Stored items
==================================================

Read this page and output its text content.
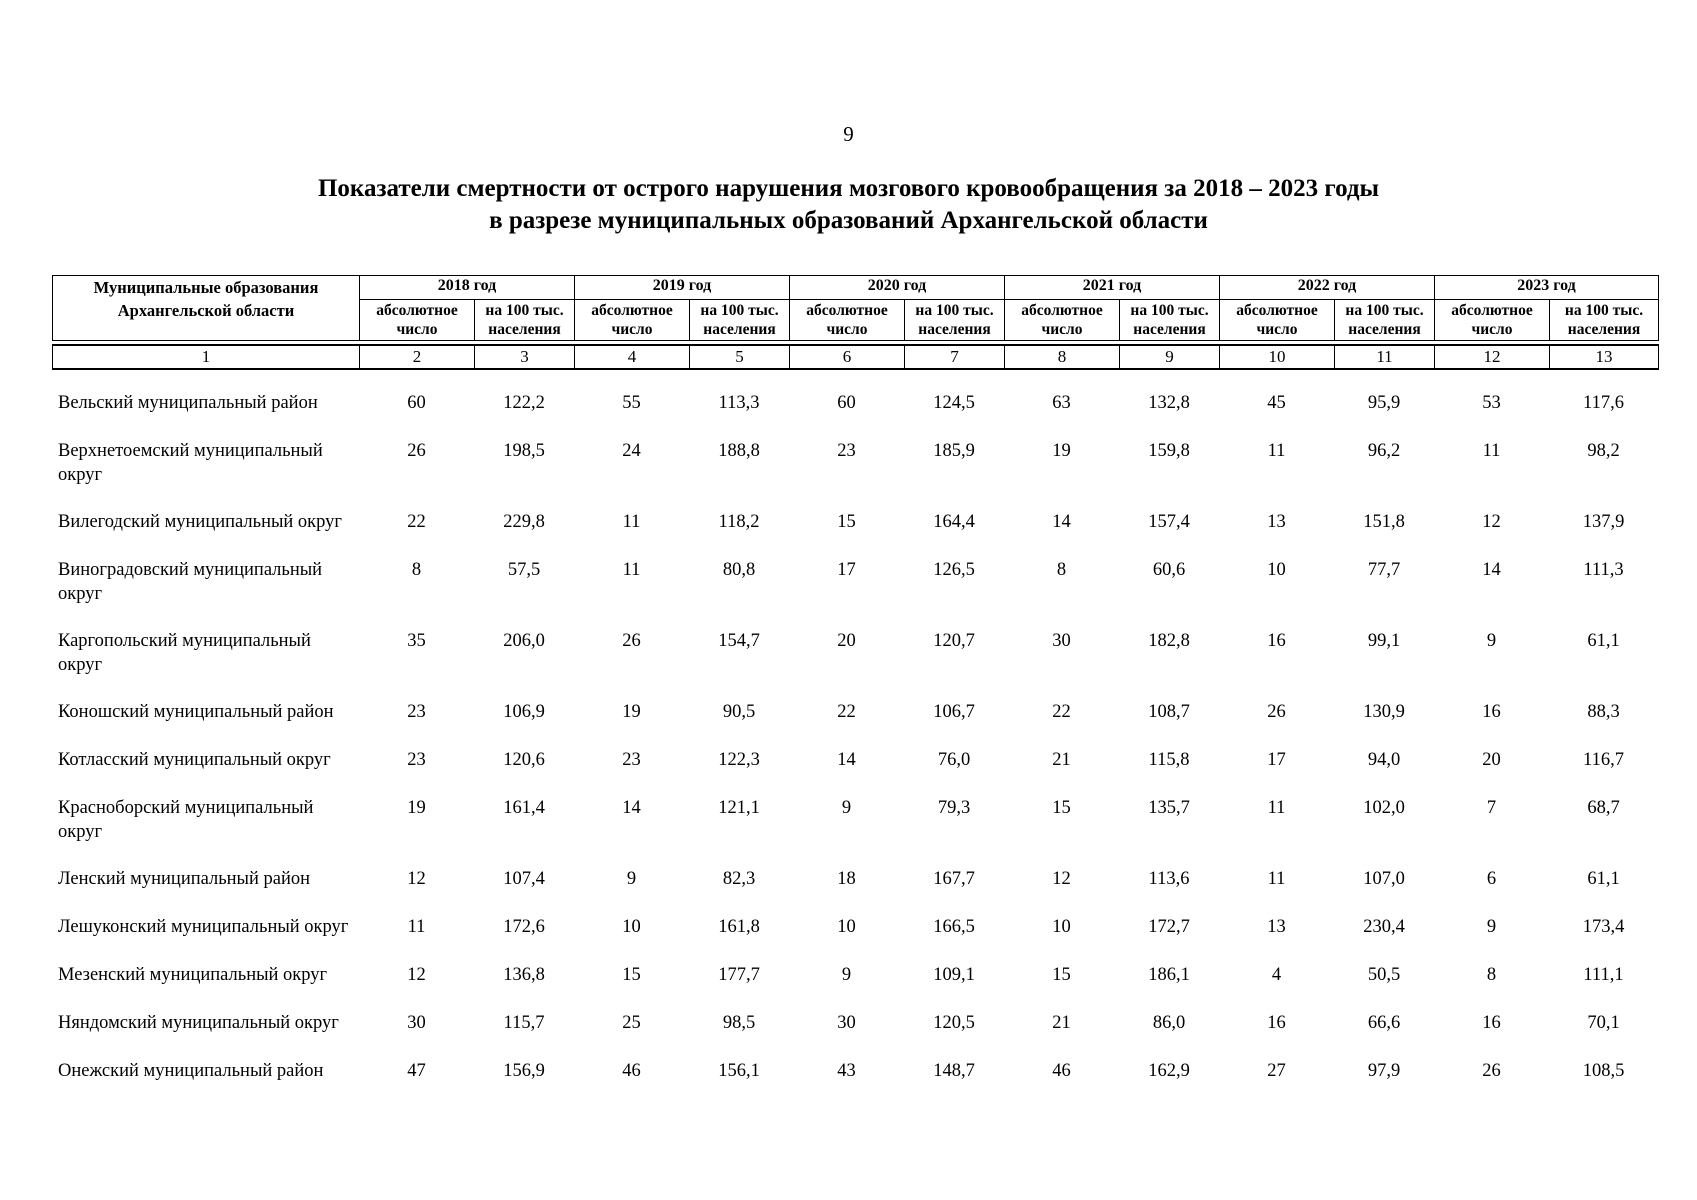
9
Показатели смертности от острого нарушения мозгового кровообращения за 2018 – 2023 годы
в разрезе муниципальных образований Архангельской области
Муниципальные образования Архангельской области	2018 год		2019 год		2020 год		2021 год		2022 год		2023 год	
	абсолютное число	на 100 тыс. населения	абсолютное число	на 100 тыс. населения	абсолютное число	на 100 тыс. населения	абсолютное число	на 100 тыс. населения	абсолютное число	на 100 тыс. населения	абсолютное число	на 100 тыс. населения
1	2	3	4	5	6	7	8	9	10	11	12	13
Вельский муниципальный район	60	122,2	55	113,3	60	124,5	63	132,8	45	95,9	53	117,6
Верхнетоемский муниципальный округ	26	198,5	24	188,8	23	185,9	19	159,8	11	96,2	11	98,2
Вилегодский муниципальный округ	22	229,8	11	118,2	15	164,4	14	157,4	13	151,8	12	137,9
Виноградовский муниципальный округ	8	57,5	11	80,8	17	126,5	8	60,6	10	77,7	14	111,3
Каргопольский муниципальный округ	35	206,0	26	154,7	20	120,7	30	182,8	16	99,1	9	61,1
Коношский муниципальный район	23	106,9	19	90,5	22	106,7	22	108,7	26	130,9	16	88,3
Котласский муниципальный округ	23	120,6	23	122,3	14	76,0	21	115,8	17	94,0	20	116,7
Красноборский муниципальный округ	19	161,4	14	121,1	9	79,3	15	135,7	11	102,0	7	68,7
Ленский муниципальный район	12	107,4	9	82,3	18	167,7	12	113,6	11	107,0	6	61,1
Лешуконский муниципальный округ	11	172,6	10	161,8	10	166,5	10	172,7	13	230,4	9	173,4
Мезенский муниципальный округ	12	136,8	15	177,7	9	109,1	15	186,1	4	50,5	8	111,1
Няндомский муниципальный округ	30	115,7	25	98,5	30	120,5	21	86,0	16	66,6	16	70,1
Онежский муниципальный район	47	156,9	46	156,1	43	148,7	46	162,9	27	97,9	26	108,5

==================================================

* _Goal of the exercise_: Copy the material above in full and exactly, skipping pictures.

* _Worked solution_:
Read this page and output its text content.
9
Показатели смертности от острого нарушения мозгового кровообращения за 2018 – 2023 годы
в разрезе муниципальных образований Архангельской области
Муниципальные образования Архангельской области	2018 год		2019 год		2020 год		2021 год		2022 год		2023 год	
	абсолютное число	на 100 тыс. населения	абсолютное число	на 100 тыс. населения	абсолютное число	на 100 тыс. населения	абсолютное число	на 100 тыс. населения	абсолютное число	на 100 тыс. населения	абсолютное число	на 100 тыс. населения
1	2	3	4	5	6	7	8	9	10	11	12	13
Вельский муниципальный район	60	122,2	55	113,3	60	124,5	63	132,8	45	95,9	53	117,6
Верхнетоемский муниципальный округ	26	198,5	24	188,8	23	185,9	19	159,8	11	96,2	11	98,2
Вилегодский муниципальный округ	22	229,8	11	118,2	15	164,4	14	157,4	13	151,8	12	137,9
Виноградовский муниципальный округ	8	57,5	11	80,8	17	126,5	8	60,6	10	77,7	14	111,3
Каргопольский муниципальный округ	35	206,0	26	154,7	20	120,7	30	182,8	16	99,1	9	61,1
Коношский муниципальный район	23	106,9	19	90,5	22	106,7	22	108,7	26	130,9	16	88,3
Котласский муниципальный округ	23	120,6	23	122,3	14	76,0	21	115,8	17	94,0	20	116,7
Красноборский муниципальный округ	19	161,4	14	121,1	9	79,3	15	135,7	11	102,0	7	68,7
Ленский муниципальный район	12	107,4	9	82,3	18	167,7	12	113,6	11	107,0	6	61,1
Лешуконский муниципальный округ	11	172,6	10	161,8	10	166,5	10	172,7	13	230,4	9	173,4
Мезенский муниципальный округ	12	136,8	15	177,7	9	109,1	15	186,1	4	50,5	8	111,1
Няндомский муниципальный округ	30	115,7	25	98,5	30	120,5	21	86,0	16	66,6	16	70,1
Онежский муниципальный район	47	156,9	46	156,1	43	148,7	46	162,9	27	97,9	26	108,5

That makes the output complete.